## [STATED TASK]
Where a line contains the string "this", copy that line.

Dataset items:

[start]

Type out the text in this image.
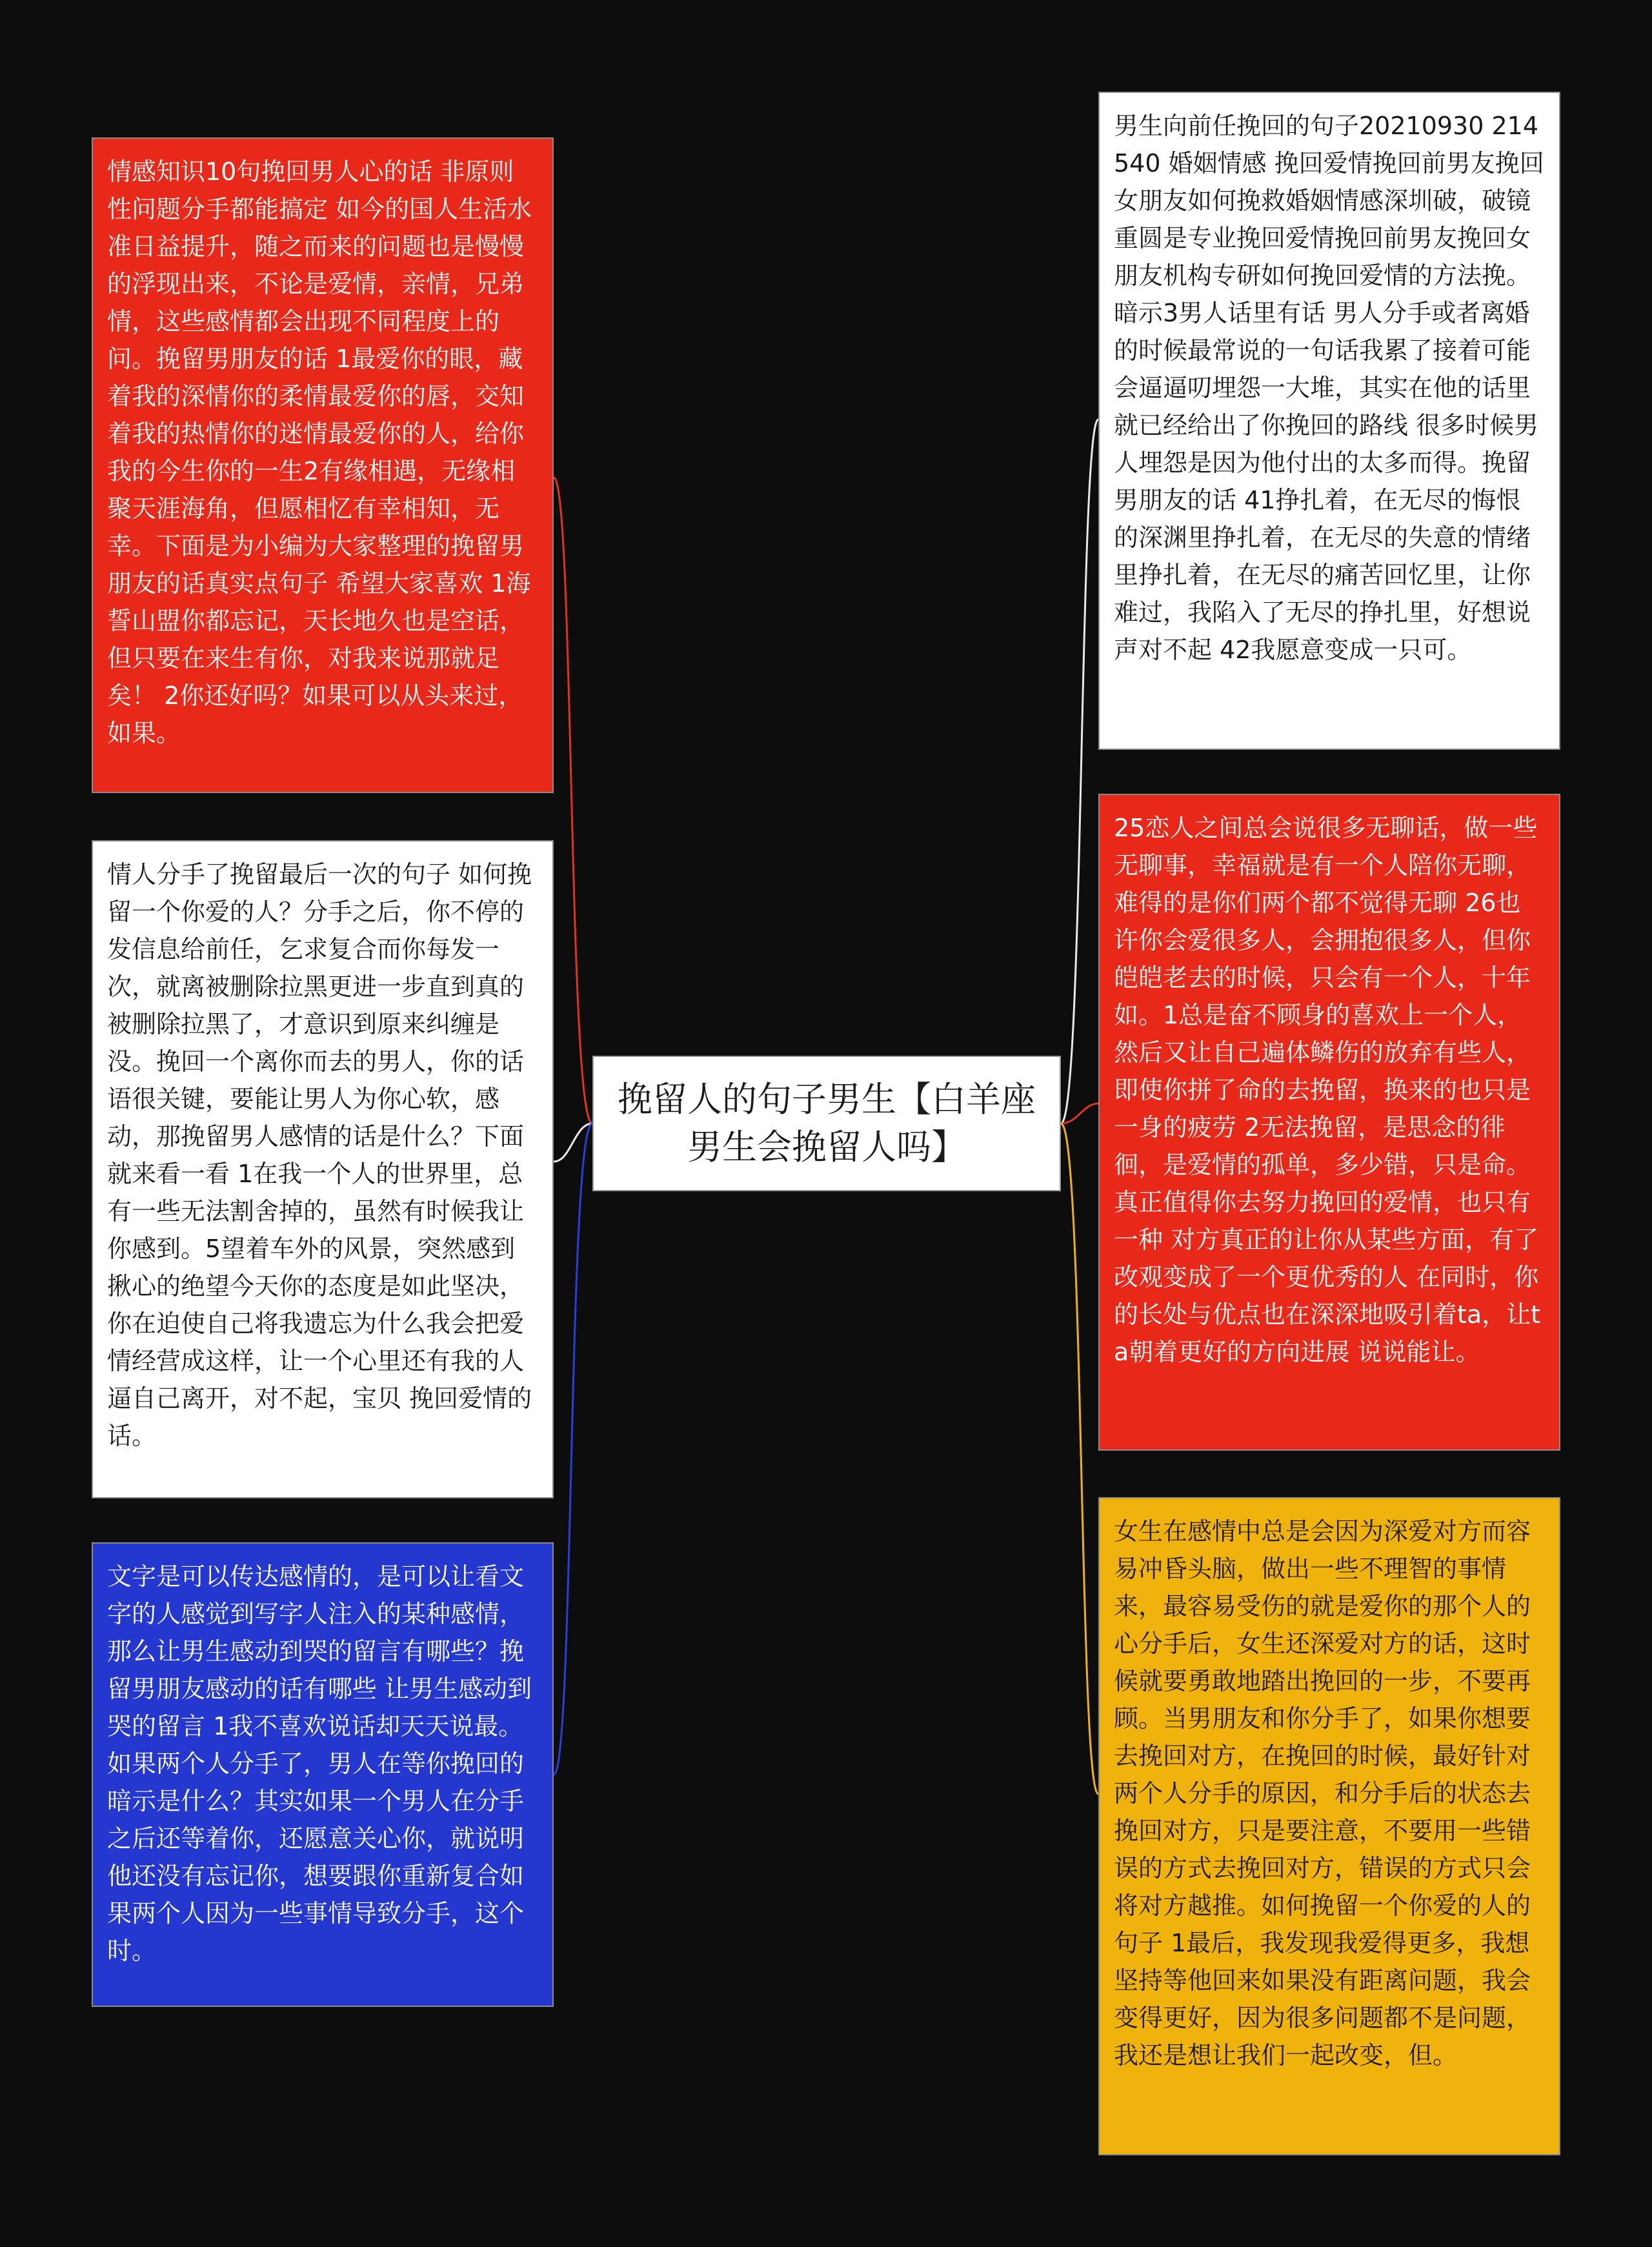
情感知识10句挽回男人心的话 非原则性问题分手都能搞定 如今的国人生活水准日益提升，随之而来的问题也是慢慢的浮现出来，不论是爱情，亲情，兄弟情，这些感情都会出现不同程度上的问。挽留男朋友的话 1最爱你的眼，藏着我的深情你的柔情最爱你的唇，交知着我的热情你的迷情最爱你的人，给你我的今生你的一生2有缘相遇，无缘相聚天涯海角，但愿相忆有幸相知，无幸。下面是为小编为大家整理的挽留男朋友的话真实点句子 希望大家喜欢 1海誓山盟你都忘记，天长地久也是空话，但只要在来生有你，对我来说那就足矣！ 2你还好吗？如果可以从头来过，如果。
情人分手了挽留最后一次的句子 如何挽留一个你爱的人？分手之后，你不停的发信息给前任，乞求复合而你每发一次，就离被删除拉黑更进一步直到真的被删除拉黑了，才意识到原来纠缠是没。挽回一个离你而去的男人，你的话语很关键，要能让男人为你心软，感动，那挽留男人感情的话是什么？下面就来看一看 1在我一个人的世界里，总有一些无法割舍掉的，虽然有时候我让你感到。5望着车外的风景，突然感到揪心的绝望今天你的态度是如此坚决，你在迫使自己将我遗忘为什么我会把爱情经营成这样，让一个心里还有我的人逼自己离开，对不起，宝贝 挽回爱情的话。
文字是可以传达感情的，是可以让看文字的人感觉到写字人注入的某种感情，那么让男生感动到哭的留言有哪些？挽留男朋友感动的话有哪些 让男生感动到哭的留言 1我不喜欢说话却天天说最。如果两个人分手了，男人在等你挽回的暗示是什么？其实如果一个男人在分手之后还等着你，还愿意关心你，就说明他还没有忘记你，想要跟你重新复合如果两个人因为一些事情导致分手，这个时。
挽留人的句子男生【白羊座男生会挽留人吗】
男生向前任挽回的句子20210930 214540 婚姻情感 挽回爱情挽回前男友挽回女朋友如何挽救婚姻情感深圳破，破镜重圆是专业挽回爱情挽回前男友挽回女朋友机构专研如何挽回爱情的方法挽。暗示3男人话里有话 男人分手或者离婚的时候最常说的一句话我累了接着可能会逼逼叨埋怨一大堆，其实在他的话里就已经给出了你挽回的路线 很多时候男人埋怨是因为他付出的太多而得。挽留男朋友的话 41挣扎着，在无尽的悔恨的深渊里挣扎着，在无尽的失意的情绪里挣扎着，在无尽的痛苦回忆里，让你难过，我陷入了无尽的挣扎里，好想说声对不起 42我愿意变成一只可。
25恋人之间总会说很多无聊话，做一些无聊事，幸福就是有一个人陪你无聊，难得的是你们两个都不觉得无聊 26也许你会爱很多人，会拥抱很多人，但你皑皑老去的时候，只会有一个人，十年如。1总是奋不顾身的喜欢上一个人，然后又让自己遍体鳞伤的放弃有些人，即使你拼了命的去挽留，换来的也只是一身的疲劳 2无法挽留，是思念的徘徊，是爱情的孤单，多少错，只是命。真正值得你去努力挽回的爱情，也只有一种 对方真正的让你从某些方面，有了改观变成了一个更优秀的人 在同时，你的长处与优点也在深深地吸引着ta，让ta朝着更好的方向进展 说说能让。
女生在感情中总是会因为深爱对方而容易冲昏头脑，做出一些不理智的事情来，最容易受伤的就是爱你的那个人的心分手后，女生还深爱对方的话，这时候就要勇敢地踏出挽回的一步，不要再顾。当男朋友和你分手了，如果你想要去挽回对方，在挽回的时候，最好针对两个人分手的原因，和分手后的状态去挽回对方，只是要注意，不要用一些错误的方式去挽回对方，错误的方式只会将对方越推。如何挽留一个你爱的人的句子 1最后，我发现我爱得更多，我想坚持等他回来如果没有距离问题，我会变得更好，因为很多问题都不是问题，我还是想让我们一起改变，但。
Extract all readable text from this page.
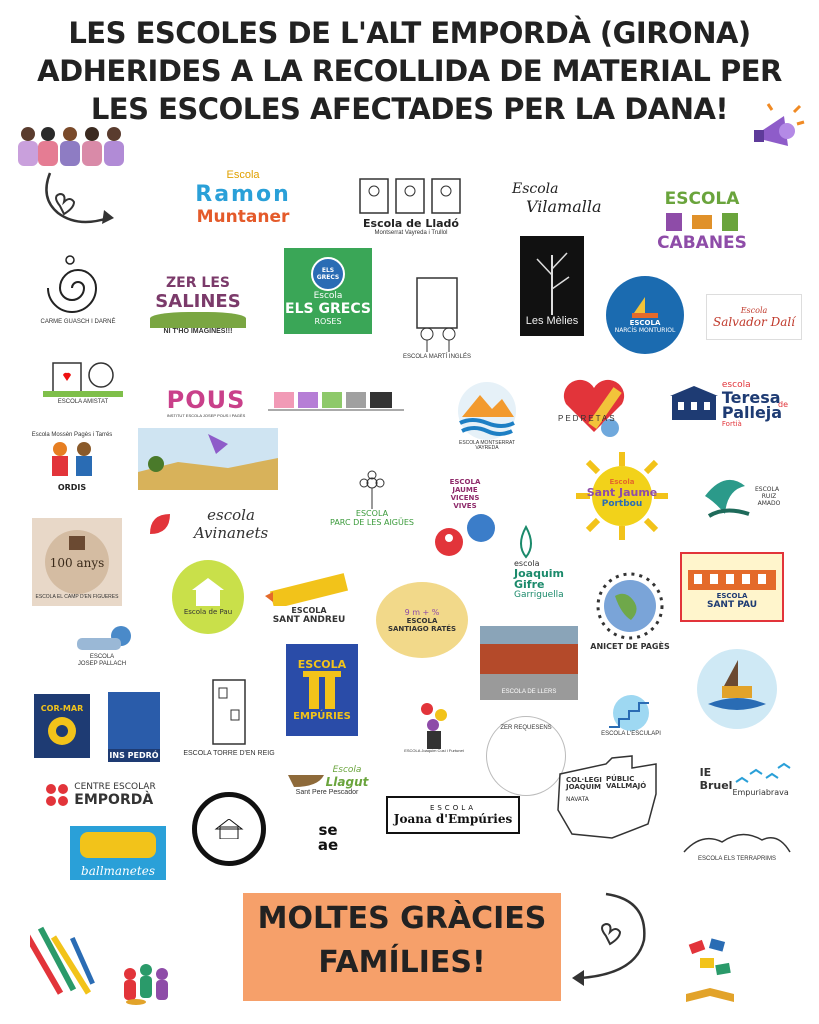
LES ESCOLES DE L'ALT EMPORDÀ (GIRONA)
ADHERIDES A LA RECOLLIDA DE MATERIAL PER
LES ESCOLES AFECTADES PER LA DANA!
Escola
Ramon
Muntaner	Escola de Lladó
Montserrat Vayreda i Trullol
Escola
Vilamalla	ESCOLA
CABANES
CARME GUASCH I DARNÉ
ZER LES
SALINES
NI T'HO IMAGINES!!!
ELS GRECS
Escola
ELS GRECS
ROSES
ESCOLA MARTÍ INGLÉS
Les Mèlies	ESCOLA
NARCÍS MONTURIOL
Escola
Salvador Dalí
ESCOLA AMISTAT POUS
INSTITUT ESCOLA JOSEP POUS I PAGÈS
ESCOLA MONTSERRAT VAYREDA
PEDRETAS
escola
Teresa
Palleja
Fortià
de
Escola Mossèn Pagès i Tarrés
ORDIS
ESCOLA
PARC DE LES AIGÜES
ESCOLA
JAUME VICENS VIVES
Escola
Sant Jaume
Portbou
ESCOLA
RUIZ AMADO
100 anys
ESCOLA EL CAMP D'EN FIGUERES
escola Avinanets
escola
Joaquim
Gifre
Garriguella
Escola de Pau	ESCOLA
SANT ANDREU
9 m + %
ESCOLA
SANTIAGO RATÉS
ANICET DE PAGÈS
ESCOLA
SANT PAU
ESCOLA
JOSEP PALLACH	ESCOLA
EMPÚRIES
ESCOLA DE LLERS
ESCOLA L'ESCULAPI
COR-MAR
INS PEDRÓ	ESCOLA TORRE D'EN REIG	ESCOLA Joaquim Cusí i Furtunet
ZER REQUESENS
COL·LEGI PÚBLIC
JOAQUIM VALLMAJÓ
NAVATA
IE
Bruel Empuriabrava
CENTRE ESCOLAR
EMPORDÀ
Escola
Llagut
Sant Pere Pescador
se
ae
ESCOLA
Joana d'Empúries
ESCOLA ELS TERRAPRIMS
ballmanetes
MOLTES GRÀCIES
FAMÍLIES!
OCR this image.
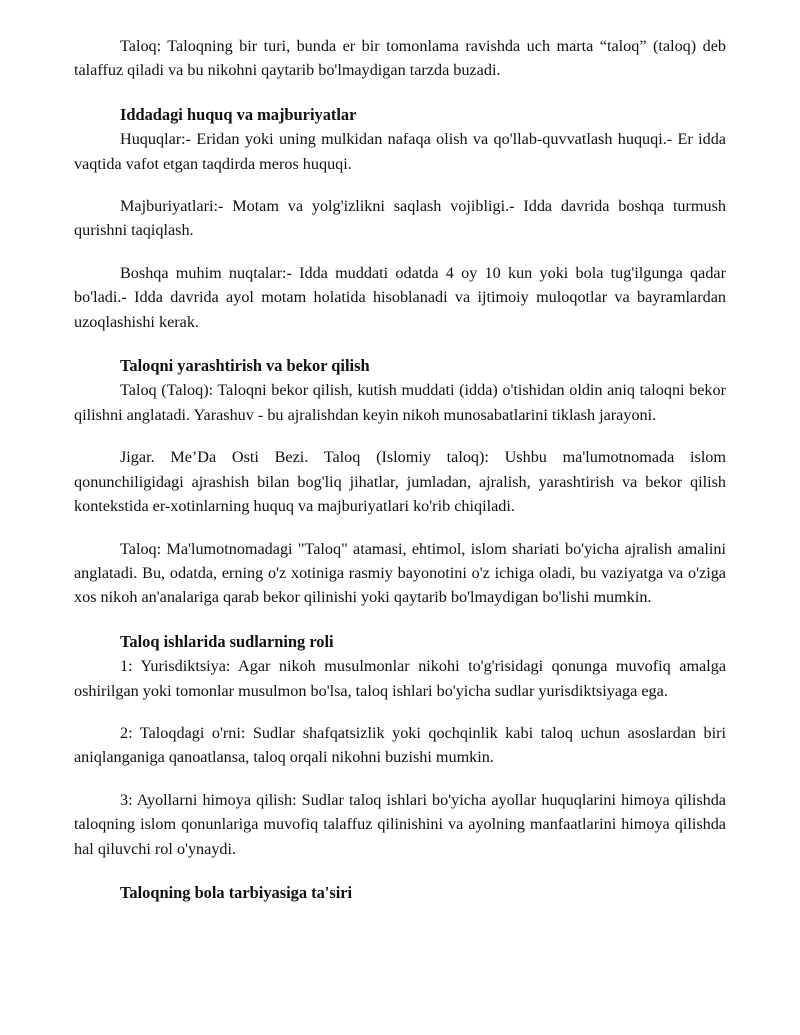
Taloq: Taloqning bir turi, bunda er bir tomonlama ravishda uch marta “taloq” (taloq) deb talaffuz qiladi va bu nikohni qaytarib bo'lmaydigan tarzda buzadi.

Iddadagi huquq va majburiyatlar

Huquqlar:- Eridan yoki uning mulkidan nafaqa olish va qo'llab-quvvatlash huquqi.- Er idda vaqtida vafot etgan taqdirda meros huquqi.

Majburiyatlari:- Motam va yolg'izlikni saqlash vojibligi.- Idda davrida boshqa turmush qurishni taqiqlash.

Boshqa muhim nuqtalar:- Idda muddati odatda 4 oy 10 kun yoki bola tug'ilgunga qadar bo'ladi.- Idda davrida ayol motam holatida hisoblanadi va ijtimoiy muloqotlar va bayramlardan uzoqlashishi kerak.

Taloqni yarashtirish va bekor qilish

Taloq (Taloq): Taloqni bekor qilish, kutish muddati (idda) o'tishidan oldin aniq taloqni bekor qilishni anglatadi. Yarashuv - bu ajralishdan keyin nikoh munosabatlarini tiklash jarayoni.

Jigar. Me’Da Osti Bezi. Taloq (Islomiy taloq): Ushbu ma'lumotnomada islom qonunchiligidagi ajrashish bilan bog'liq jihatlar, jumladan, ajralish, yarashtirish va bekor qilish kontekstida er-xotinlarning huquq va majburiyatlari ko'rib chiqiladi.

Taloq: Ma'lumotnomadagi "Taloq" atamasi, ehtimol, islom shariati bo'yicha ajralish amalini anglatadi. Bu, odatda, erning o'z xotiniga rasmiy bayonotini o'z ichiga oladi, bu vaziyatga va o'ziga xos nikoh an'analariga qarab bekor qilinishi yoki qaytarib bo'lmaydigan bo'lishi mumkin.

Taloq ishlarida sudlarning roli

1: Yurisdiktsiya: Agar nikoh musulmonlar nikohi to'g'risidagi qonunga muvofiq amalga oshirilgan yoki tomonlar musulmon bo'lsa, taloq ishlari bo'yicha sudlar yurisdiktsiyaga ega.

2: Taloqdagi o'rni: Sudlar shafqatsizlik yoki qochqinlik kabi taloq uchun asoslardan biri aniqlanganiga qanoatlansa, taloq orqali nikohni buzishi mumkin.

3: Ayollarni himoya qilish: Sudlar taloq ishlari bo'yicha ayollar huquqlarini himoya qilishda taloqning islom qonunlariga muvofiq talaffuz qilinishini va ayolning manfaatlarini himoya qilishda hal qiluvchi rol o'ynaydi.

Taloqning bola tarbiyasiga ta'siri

[end]

## [RESPONSE TO THE EXERCISE]
Type out the text in this image.
Extract all readable text from this page.
OCR this image.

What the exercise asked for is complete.